**Problem**: Below are entries. Pull out all lines containing "icon".

**Extracted records**:
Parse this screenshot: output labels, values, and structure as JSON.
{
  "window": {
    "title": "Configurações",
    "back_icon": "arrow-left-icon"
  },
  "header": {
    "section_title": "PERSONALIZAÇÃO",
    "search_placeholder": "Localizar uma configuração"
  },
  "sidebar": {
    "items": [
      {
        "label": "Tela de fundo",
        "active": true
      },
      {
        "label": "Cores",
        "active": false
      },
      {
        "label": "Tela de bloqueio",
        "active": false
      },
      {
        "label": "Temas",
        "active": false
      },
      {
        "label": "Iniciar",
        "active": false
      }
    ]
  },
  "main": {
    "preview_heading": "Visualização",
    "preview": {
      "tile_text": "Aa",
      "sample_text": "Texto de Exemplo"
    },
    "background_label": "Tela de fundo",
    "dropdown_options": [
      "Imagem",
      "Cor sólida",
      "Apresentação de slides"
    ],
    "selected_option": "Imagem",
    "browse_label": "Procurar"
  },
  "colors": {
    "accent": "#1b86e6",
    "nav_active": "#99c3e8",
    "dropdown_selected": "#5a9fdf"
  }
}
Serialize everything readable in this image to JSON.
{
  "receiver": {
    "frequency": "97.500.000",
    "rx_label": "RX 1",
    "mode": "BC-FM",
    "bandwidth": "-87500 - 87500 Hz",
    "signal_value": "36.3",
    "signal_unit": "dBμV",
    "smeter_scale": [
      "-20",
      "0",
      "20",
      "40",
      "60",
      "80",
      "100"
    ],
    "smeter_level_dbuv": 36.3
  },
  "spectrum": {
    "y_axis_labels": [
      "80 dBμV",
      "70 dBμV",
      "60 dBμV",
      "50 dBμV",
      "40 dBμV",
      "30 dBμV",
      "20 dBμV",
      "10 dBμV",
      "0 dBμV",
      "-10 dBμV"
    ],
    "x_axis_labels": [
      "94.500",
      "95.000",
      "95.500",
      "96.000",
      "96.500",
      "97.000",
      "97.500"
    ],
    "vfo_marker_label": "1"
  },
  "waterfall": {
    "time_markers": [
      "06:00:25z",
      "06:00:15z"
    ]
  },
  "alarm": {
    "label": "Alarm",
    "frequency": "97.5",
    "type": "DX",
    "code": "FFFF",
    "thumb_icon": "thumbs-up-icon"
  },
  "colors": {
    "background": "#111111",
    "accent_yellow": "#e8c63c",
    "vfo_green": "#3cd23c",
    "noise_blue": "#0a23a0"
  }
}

**Exercise result**:
    "back_icon": "arrow-left-icon"
    "thumb_icon": "thumbs-up-icon"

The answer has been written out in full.